Determine the count of lines holding the string "Year". Return only the number.

*** PROVIDED ENTRIES ***

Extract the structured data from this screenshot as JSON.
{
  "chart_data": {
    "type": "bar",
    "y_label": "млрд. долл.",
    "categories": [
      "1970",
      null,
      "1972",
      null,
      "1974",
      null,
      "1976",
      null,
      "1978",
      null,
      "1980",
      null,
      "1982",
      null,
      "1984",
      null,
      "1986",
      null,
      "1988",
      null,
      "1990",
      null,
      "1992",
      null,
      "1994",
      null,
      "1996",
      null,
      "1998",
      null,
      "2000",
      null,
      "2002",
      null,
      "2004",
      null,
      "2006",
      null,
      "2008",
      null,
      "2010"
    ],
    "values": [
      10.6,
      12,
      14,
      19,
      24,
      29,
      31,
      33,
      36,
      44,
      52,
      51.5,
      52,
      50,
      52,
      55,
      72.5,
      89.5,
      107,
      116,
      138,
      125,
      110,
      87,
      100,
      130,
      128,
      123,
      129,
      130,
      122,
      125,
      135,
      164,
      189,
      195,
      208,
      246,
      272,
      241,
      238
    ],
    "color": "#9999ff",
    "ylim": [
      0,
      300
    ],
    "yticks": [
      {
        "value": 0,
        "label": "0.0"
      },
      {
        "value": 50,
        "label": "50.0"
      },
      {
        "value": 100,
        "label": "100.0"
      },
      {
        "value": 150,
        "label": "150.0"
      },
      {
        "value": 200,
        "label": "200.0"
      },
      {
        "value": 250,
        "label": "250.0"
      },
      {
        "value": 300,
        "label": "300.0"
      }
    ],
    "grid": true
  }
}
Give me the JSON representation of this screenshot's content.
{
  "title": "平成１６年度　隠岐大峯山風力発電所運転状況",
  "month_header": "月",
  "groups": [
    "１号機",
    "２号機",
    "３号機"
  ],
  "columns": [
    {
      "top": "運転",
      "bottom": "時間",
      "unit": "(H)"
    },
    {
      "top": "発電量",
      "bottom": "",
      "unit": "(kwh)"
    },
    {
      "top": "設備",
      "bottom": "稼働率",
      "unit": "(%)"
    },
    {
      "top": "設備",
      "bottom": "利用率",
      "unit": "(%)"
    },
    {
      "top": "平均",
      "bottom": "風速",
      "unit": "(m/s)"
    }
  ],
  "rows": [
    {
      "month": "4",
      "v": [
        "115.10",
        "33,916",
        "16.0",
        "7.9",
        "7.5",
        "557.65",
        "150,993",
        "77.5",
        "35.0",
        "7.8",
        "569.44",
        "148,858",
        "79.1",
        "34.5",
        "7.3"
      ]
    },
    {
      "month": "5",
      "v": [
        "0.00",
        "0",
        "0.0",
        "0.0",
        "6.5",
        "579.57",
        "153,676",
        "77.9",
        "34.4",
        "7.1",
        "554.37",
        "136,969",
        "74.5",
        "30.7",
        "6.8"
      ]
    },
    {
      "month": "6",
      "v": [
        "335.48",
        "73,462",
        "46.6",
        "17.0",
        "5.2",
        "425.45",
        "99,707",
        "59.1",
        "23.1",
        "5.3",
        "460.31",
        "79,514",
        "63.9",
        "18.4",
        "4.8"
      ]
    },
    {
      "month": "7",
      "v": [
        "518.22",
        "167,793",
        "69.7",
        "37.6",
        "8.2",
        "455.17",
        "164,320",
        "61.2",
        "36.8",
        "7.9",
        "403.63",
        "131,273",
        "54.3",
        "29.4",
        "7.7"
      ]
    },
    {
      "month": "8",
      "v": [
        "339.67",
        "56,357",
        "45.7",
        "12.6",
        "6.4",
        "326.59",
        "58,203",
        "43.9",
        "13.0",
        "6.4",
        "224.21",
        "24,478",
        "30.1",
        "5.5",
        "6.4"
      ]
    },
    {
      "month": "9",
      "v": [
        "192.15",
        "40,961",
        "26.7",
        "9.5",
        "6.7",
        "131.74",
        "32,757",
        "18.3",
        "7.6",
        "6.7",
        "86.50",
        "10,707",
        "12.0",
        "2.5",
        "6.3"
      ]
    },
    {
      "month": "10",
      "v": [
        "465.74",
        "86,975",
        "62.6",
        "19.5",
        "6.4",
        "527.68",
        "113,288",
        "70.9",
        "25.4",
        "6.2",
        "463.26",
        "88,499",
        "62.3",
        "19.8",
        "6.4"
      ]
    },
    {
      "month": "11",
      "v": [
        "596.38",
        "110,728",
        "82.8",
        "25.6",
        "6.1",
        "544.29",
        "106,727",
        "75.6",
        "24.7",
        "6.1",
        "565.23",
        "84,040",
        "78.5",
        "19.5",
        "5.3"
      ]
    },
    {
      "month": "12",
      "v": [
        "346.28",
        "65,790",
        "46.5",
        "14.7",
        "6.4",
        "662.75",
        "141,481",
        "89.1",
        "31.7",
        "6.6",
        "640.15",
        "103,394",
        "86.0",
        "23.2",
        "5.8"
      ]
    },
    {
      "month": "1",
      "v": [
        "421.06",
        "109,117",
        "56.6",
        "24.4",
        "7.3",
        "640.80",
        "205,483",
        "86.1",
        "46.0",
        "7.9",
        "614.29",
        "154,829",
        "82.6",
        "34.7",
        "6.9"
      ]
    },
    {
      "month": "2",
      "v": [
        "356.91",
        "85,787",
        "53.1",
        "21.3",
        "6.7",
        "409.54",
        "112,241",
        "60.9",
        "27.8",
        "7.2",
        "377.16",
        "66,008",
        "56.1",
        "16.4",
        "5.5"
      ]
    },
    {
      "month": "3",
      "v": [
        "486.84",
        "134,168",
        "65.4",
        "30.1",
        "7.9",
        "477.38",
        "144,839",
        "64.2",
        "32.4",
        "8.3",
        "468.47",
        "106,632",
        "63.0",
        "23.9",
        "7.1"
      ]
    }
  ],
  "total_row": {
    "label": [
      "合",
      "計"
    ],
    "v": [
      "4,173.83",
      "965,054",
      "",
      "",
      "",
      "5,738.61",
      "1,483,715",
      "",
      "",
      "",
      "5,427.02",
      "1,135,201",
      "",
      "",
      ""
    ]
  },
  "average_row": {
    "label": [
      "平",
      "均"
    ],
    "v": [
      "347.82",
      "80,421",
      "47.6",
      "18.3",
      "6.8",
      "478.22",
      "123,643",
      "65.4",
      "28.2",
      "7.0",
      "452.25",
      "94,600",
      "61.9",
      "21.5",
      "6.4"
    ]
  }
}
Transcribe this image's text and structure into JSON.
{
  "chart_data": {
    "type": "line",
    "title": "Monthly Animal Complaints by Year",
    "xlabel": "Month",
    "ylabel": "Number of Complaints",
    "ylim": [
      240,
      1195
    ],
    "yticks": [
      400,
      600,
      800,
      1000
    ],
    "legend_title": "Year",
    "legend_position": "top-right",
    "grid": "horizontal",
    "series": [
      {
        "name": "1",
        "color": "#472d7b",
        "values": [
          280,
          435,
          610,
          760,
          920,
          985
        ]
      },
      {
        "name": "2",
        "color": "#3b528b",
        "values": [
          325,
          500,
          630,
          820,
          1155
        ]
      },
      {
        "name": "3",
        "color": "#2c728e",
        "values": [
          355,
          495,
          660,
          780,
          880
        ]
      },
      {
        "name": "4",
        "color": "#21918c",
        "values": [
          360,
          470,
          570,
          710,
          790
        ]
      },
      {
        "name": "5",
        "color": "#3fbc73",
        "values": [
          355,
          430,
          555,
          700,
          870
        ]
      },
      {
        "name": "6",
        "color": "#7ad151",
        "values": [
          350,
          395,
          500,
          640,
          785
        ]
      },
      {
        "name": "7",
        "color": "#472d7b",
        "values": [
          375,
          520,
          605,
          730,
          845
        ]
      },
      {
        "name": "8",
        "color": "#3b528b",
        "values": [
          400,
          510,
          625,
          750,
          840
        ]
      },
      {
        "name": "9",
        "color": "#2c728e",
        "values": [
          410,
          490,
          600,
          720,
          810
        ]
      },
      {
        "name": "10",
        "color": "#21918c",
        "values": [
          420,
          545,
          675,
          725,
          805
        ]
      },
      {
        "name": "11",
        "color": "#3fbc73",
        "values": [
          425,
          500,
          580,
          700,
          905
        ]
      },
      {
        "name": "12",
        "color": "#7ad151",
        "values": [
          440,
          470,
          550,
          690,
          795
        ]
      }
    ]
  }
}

***

* RESPONSE *
2